*** Text provided

Amisodin alleviates TDP-43-associated ALS pathology by inhibiting the trimeric SOD1

Background Amyotrophic lateral sclerosis (ALS) is a fatal neurodegenerative disorder characterized by the progressive loss of motor neurons, in which aggregations of TDP-43 and SOD1 represents a central pathogenic hallmark. Despite both proteins constitute major genetic and molecular determinants of ALS, the mechanistic link these two hallmark proteins remain poorly understood. Methods To investigate the functional interplay between SOD1 and TDP-43, in vitro SOD1/TDP-43 oligomerization assays, immunofluorescence analyses, and protein–protein interaction assays were performed. Trimer-stabilizing and -destabilizing SOD1 expression constructs and recombinant proteins were employed to assess whether TDP-43–associated pathology depends on the conformational state of SOD1. To model TDP-43–related sporadic ALS in vivo, compound hTDP-43(+/+)/mSOD1(−/−) mice were generated and analyzed for progressive motor neuron loss and motor dysfunction driven by SOD1 aggregation. The therapeutic efficacy of Amisodin, a selective inhibitor of trimeric SOD1, was evaluated using hTDP-43 (+/+), hTDP-43 (+/-) and SOD1G93A transgenic mouse models. ALS-related pathological phenotypes were assessed by behavioral testing, neurofilament light chain (NF-L) measurements, and histological analysis. Results We demonstrate that cytoplasmic translocation of TDP-43, induced by its overexpression or cellular stress, directly binds to trimeric SOD1 via RNA recognition motif of TDP-43, thereby accelerating SOD1 aggregation. Conversely, destabilization of SOD1 trimers disrupts the TDP-43-SOD1 interaction, leading to a marked reduction in TDP-43 aggregation. Interestingly, ALS disease phenotypes observed in homozygous hTDP-43(+/+) transgenic mice were significantly alleviated in a SOD1 deficient background, indicating that TDP-43-driven neurodegeneration is contingent upon the expression of SOD1. Building upon these mechanistic insights, we evaluated Amisodin, a selective inhibitor targeting trimeric SOD1. Amisodin treatment effectively prevented cytoplasmic mislocalization of TDP-43 and conferred neuroprotective benefits in hTDP-43 Tg mice. Conclusions Together, our findings identify SOD1-dependent TDP-43 mislocalization and aggregation as a critical driver of ALS pathogenesis and highlight inhibition of trimeric SOD1 by Amisodin as a promising therapeutic strategy for TDP-43-associated ALS disease.

******
*** Record set

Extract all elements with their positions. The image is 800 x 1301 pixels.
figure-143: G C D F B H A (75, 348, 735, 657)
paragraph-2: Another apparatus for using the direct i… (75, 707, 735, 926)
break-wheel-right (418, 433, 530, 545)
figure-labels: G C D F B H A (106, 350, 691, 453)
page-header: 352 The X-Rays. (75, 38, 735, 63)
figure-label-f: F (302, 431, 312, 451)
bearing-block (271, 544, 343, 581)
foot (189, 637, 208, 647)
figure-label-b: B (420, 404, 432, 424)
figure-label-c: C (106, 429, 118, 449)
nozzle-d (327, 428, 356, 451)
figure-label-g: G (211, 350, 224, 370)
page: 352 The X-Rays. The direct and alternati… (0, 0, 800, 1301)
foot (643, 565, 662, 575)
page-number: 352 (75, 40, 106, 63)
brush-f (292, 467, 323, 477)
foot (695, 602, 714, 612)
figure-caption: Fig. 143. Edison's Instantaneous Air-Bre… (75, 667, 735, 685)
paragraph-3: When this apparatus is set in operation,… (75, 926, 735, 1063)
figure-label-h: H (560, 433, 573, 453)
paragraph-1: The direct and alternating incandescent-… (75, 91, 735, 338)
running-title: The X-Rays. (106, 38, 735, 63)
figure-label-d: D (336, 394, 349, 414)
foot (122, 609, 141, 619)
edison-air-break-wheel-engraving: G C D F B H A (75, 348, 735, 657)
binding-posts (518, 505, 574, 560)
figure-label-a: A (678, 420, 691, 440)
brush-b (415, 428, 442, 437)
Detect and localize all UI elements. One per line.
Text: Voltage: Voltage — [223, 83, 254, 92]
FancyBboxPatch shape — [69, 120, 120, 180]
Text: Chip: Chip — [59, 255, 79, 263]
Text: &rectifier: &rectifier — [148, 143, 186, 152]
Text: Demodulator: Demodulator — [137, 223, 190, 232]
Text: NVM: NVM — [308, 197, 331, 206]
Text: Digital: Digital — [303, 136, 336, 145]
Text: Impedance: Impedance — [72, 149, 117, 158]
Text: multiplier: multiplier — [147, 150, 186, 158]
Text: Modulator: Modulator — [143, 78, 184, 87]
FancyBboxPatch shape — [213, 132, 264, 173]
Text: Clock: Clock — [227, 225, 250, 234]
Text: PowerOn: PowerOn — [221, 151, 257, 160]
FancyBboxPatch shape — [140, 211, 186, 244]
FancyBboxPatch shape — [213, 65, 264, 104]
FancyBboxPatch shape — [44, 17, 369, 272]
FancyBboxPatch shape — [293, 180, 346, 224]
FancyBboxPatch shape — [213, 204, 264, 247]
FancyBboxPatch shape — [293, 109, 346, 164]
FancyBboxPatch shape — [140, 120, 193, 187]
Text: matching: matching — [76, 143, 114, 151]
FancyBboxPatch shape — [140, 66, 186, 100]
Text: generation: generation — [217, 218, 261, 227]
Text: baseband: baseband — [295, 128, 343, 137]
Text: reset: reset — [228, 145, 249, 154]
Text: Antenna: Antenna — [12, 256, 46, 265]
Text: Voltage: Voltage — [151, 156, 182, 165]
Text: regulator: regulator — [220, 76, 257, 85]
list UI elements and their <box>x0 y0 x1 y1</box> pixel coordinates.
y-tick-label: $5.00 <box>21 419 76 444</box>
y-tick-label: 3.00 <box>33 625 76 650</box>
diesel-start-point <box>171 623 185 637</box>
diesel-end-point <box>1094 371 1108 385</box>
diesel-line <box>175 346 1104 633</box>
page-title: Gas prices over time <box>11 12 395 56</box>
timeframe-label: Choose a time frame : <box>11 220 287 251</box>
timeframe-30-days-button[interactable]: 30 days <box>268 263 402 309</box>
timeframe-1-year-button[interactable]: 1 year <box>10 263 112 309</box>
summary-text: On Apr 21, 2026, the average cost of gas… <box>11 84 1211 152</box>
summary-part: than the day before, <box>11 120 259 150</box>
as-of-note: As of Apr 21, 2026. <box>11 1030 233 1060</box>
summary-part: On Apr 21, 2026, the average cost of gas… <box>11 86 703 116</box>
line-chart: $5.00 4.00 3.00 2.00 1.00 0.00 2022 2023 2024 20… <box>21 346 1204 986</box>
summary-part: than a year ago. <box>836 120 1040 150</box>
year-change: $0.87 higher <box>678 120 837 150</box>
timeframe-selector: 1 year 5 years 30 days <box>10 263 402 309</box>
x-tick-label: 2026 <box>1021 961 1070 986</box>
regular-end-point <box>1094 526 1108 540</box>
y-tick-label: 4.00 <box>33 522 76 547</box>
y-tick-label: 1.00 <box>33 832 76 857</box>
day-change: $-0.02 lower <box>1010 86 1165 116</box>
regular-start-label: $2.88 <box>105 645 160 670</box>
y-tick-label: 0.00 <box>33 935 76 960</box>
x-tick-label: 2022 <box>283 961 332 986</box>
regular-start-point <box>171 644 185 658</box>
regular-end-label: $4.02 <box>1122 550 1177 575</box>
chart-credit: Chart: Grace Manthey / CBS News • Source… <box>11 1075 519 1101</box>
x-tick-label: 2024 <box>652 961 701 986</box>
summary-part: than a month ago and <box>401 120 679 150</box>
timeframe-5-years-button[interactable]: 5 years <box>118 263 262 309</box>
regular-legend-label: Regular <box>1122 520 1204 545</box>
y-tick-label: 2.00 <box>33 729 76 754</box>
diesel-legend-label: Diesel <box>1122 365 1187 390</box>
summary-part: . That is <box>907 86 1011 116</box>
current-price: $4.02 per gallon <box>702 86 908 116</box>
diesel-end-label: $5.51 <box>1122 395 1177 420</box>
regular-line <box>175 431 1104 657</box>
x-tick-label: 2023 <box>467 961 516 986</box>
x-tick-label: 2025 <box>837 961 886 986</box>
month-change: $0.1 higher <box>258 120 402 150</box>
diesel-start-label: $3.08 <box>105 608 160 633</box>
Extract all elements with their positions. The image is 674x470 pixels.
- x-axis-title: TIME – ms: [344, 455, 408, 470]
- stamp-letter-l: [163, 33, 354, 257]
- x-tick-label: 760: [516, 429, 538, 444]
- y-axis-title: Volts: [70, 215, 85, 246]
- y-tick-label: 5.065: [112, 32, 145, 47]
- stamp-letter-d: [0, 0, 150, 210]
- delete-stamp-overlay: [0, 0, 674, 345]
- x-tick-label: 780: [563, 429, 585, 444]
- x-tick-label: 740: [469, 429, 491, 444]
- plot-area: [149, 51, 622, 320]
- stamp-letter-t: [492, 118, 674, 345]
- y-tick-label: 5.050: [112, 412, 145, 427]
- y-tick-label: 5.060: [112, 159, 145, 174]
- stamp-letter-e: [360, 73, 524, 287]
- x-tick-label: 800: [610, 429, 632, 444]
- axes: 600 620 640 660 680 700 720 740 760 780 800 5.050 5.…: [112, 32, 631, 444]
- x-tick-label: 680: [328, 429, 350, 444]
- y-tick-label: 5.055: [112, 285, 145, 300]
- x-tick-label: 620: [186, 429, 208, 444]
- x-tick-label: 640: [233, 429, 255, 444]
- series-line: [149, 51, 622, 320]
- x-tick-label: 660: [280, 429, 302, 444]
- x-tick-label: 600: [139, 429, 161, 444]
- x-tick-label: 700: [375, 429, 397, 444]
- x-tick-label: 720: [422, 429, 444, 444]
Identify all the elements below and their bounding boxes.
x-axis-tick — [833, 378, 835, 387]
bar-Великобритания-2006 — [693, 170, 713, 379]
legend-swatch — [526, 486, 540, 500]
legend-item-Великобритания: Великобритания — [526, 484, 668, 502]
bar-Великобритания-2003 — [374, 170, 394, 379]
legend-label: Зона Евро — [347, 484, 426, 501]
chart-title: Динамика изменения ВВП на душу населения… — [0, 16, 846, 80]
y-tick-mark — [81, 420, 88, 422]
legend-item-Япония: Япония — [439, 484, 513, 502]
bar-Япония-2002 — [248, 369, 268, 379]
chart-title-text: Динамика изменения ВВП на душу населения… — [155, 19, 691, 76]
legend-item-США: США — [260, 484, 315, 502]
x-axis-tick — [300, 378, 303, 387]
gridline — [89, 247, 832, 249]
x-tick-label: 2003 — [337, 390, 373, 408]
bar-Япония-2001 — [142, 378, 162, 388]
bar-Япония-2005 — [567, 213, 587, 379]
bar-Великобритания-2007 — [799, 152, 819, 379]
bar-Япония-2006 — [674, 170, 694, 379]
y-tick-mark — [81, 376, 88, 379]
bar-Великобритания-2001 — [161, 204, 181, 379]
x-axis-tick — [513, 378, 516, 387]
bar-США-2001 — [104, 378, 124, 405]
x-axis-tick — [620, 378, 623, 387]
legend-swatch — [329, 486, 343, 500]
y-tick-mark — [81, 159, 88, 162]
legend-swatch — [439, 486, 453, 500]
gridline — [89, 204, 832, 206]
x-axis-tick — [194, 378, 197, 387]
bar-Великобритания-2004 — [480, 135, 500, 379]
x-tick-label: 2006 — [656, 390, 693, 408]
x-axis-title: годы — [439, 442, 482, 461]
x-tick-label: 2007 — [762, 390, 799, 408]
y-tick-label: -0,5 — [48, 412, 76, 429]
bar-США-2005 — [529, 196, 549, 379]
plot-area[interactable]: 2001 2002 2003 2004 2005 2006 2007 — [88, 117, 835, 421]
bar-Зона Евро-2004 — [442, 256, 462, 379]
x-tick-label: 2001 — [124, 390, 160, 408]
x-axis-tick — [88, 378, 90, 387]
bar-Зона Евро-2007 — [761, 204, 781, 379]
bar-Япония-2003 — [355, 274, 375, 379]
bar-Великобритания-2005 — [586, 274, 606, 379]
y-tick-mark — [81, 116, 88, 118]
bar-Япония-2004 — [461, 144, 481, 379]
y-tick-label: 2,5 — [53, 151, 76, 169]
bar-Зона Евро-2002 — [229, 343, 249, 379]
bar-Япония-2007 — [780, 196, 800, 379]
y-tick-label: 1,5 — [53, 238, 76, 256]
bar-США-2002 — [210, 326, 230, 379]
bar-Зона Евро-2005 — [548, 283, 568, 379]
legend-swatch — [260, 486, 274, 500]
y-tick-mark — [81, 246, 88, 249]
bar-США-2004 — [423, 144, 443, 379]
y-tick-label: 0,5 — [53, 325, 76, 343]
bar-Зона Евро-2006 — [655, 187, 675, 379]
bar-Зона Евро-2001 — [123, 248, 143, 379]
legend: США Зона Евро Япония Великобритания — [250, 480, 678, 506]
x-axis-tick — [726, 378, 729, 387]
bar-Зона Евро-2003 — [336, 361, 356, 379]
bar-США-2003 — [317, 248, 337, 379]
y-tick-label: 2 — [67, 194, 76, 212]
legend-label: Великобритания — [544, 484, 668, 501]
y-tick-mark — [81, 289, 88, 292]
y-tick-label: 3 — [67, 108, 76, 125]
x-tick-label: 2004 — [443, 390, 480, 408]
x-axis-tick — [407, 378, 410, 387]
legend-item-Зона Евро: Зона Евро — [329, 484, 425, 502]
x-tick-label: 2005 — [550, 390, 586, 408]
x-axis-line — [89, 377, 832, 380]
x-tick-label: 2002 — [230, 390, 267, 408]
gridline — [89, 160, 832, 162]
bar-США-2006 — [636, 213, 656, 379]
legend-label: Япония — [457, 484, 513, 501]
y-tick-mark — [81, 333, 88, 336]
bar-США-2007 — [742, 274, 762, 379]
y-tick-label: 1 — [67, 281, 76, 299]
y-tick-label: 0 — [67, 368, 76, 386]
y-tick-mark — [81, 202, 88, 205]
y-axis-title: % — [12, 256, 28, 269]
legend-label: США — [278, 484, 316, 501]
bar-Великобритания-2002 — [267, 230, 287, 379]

******

Answer these questions using the abstract on Amisodin and ALS.
1. Which transgenic mouse models were used to evaluate the therapeutic efficacy of Amisodin?
2. Through which region of TDP-43 does it bind trimeric SOD1?
3. What happened to the ALS disease phenotypes of homozygous hTDP-43(+/+) mice in a SOD1-deficient background?

1. hTDP-43 (+/+), hTDP-43 (+/-) and SOD1G93A transgenic mouse models.
2. The RNA recognition motif of TDP-43.
3. They were significantly alleviated.